Extracted data:
────

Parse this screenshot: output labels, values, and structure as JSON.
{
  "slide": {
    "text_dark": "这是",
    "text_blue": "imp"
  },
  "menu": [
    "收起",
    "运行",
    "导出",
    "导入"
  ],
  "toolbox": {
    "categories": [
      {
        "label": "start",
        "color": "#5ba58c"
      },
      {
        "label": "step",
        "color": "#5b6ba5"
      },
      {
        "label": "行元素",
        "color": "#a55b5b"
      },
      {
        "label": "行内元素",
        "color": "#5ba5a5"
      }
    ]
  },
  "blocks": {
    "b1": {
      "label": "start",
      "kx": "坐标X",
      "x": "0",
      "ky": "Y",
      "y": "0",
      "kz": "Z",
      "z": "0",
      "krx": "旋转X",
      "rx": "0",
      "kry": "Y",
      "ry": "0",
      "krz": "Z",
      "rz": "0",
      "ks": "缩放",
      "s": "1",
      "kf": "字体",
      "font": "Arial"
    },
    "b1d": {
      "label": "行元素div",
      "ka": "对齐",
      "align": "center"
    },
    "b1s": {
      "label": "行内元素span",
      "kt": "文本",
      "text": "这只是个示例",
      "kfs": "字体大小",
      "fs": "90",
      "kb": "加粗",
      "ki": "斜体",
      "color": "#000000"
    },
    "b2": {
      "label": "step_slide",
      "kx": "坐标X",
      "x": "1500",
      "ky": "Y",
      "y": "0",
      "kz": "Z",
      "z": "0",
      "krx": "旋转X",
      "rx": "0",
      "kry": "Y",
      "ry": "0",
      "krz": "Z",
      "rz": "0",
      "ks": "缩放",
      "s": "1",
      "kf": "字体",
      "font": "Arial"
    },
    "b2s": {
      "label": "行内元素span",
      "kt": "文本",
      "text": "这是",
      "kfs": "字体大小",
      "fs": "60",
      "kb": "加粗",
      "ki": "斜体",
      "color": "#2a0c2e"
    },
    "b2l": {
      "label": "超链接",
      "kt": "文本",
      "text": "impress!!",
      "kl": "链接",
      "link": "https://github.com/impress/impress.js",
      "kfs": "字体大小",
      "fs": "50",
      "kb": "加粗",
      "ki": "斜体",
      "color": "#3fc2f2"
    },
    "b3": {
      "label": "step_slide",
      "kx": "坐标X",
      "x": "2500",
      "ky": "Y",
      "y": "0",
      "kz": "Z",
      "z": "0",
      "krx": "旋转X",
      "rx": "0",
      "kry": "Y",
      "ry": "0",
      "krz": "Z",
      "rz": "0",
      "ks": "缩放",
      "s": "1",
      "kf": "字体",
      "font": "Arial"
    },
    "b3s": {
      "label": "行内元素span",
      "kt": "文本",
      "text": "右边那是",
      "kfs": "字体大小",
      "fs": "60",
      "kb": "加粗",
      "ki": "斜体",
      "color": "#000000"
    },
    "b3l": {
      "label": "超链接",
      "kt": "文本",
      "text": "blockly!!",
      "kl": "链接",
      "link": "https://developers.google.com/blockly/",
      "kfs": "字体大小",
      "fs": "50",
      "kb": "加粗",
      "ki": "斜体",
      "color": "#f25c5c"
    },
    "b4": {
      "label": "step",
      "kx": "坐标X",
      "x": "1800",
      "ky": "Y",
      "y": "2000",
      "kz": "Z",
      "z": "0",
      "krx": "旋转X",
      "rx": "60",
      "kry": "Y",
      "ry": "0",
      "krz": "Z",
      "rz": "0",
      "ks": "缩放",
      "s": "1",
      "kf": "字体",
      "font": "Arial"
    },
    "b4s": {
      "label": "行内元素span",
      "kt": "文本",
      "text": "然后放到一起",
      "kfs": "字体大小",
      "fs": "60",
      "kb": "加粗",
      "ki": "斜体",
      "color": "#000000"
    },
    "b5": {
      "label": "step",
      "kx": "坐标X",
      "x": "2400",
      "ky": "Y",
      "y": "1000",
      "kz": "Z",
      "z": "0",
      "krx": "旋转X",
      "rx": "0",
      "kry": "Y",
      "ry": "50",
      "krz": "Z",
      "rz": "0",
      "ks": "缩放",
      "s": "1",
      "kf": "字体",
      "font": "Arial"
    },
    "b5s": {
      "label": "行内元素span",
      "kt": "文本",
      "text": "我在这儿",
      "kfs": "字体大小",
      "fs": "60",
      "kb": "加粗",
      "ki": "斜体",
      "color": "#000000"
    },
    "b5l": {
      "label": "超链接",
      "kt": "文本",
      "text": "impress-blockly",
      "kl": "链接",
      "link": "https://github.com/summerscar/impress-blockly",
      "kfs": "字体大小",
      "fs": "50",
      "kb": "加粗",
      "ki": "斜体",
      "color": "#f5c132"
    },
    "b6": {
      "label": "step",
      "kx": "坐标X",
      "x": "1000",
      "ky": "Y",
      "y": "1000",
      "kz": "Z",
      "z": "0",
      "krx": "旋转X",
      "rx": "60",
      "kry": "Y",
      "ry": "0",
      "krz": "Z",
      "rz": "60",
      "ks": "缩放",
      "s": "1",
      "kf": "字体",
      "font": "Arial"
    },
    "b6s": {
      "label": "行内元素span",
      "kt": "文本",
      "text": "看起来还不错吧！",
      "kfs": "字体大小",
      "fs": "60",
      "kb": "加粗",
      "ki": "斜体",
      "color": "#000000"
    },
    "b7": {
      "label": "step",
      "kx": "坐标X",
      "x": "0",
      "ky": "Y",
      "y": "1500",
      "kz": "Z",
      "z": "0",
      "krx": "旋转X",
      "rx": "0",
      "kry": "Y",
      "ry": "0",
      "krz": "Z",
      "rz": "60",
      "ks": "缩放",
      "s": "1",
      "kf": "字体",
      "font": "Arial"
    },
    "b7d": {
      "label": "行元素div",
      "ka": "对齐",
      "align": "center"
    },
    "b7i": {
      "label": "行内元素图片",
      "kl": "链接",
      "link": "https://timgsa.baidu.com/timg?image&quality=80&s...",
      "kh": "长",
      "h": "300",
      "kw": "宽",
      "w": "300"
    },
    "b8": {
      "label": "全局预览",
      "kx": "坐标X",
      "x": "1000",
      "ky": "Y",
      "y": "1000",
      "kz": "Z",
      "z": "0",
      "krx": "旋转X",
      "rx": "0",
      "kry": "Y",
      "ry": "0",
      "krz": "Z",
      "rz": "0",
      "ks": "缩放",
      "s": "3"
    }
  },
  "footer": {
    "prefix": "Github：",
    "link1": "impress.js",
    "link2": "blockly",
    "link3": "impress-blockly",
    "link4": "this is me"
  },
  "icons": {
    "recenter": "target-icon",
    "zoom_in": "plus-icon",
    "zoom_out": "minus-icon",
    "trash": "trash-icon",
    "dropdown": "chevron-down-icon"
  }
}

────

Task prompt:
Your task is to reproduce the whole listing exactly.

Solution to the problem:
Parse this screenshot: output labels, values, and structure as JSON.
{
  "slide": {
    "text_dark": "这是",
    "text_blue": "imp"
  },
  "menu": [
    "收起",
    "运行",
    "导出",
    "导入"
  ],
  "toolbox": {
    "categories": [
      {
        "label": "start",
        "color": "#5ba58c"
      },
      {
        "label": "step",
        "color": "#5b6ba5"
      },
      {
        "label": "行元素",
        "color": "#a55b5b"
      },
      {
        "label": "行内元素",
        "color": "#5ba5a5"
      }
    ]
  },
  "blocks": {
    "b1": {
      "label": "start",
      "kx": "坐标X",
      "x": "0",
      "ky": "Y",
      "y": "0",
      "kz": "Z",
      "z": "0",
      "krx": "旋转X",
      "rx": "0",
      "kry": "Y",
      "ry": "0",
      "krz": "Z",
      "rz": "0",
      "ks": "缩放",
      "s": "1",
      "kf": "字体",
      "font": "Arial"
    },
    "b1d": {
      "label": "行元素div",
      "ka": "对齐",
      "align": "center"
    },
    "b1s": {
      "label": "行内元素span",
      "kt": "文本",
      "text": "这只是个示例",
      "kfs": "字体大小",
      "fs": "90",
      "kb": "加粗",
      "ki": "斜体",
      "color": "#000000"
    },
    "b2": {
      "label": "step_slide",
      "kx": "坐标X",
      "x": "1500",
      "ky": "Y",
      "y": "0",
      "kz": "Z",
      "z": "0",
      "krx": "旋转X",
      "rx": "0",
      "kry": "Y",
      "ry": "0",
      "krz": "Z",
      "rz": "0",
      "ks": "缩放",
      "s": "1",
      "kf": "字体",
      "font": "Arial"
    },
    "b2s": {
      "label": "行内元素span",
      "kt": "文本",
      "text": "这是",
      "kfs": "字体大小",
      "fs": "60",
      "kb": "加粗",
      "ki": "斜体",
      "color": "#2a0c2e"
    },
    "b2l": {
      "label": "超链接",
      "kt": "文本",
      "text": "impress!!",
      "kl": "链接",
      "link": "https://github.com/impress/impress.js",
      "kfs": "字体大小",
      "fs": "50",
      "kb": "加粗",
      "ki": "斜体",
      "color": "#3fc2f2"
    },
    "b3": {
      "label": "step_slide",
      "kx": "坐标X",
      "x": "2500",
      "ky": "Y",
      "y": "0",
      "kz": "Z",
      "z": "0",
      "krx": "旋转X",
      "rx": "0",
      "kry": "Y",
      "ry": "0",
      "krz": "Z",
      "rz": "0",
      "ks": "缩放",
      "s": "1",
      "kf": "字体",
      "font": "Arial"
    },
    "b3s": {
      "label": "行内元素span",
      "kt": "文本",
      "text": "右边那是",
      "kfs": "字体大小",
      "fs": "60",
      "kb": "加粗",
      "ki": "斜体",
      "color": "#000000"
    },
    "b3l": {
      "label": "超链接",
      "kt": "文本",
      "text": "blockly!!",
      "kl": "链接",
      "link": "https://developers.google.com/blockly/",
      "kfs": "字体大小",
      "fs": "50",
      "kb": "加粗",
      "ki": "斜体",
      "color": "#f25c5c"
    },
    "b4": {
      "label": "step",
      "kx": "坐标X",
      "x": "1800",
      "ky": "Y",
      "y": "2000",
      "kz": "Z",
      "z": "0",
      "krx": "旋转X",
      "rx": "60",
      "kry": "Y",
      "ry": "0",
      "krz": "Z",
      "rz": "0",
      "ks": "缩放",
      "s": "1",
      "kf": "字体",
      "font": "Arial"
    },
    "b4s": {
      "label": "行内元素span",
      "kt": "文本",
      "text": "然后放到一起",
      "kfs": "字体大小",
      "fs": "60",
      "kb": "加粗",
      "ki": "斜体",
      "color": "#000000"
    },
    "b5": {
      "label": "step",
      "kx": "坐标X",
      "x": "2400",
      "ky": "Y",
      "y": "1000",
      "kz": "Z",
      "z": "0",
      "krx": "旋转X",
      "rx": "0",
      "kry": "Y",
      "ry": "50",
      "krz": "Z",
      "rz": "0",
      "ks": "缩放",
      "s": "1",
      "kf": "字体",
      "font": "Arial"
    },
    "b5s": {
      "label": "行内元素span",
      "kt": "文本",
      "text": "我在这儿",
      "kfs": "字体大小",
      "fs": "60",
      "kb": "加粗",
      "ki": "斜体",
      "color": "#000000"
    },
    "b5l": {
      "label": "超链接",
      "kt": "文本",
      "text": "impress-blockly",
      "kl": "链接",
      "link": "https://github.com/summerscar/impress-blockly",
      "kfs": "字体大小",
      "fs": "50",
      "kb": "加粗",
      "ki": "斜体",
      "color": "#f5c132"
    },
    "b6": {
      "label": "step",
      "kx": "坐标X",
      "x": "1000",
      "ky": "Y",
      "y": "1000",
      "kz": "Z",
      "z": "0",
      "krx": "旋转X",
      "rx": "60",
      "kry": "Y",
      "ry": "0",
      "krz": "Z",
      "rz": "60",
      "ks": "缩放",
      "s": "1",
      "kf": "字体",
      "font": "Arial"
    },
    "b6s": {
      "label": "行内元素span",
      "kt": "文本",
      "text": "看起来还不错吧！",
      "kfs": "字体大小",
      "fs": "60",
      "kb": "加粗",
      "ki": "斜体",
      "color": "#000000"
    },
    "b7": {
      "label": "step",
      "kx": "坐标X",
      "x": "0",
      "ky": "Y",
      "y": "1500",
      "kz": "Z",
      "z": "0",
      "krx": "旋转X",
      "rx": "0",
      "kry": "Y",
      "ry": "0",
      "krz": "Z",
      "rz": "60",
      "ks": "缩放",
      "s": "1",
      "kf": "字体",
      "font": "Arial"
    },
    "b7d": {
      "label": "行元素div",
      "ka": "对齐",
      "align": "center"
    },
    "b7i": {
      "label": "行内元素图片",
      "kl": "链接",
      "link": "https://timgsa.baidu.com/timg?image&quality=80&s...",
      "kh": "长",
      "h": "300",
      "kw": "宽",
      "w": "300"
    },
    "b8": {
      "label": "全局预览",
      "kx": "坐标X",
      "x": "1000",
      "ky": "Y",
      "y": "1000",
      "kz": "Z",
      "z": "0",
      "krx": "旋转X",
      "rx": "0",
      "kry": "Y",
      "ry": "0",
      "krz": "Z",
      "rz": "0",
      "ks": "缩放",
      "s": "3"
    }
  },
  "footer": {
    "prefix": "Github：",
    "link1": "impress.js",
    "link2": "blockly",
    "link3": "impress-blockly",
    "link4": "this is me"
  },
  "icons": {
    "recenter": "target-icon",
    "zoom_in": "plus-icon",
    "zoom_out": "minus-icon",
    "trash": "trash-icon",
    "dropdown": "chevron-down-icon"
  }
}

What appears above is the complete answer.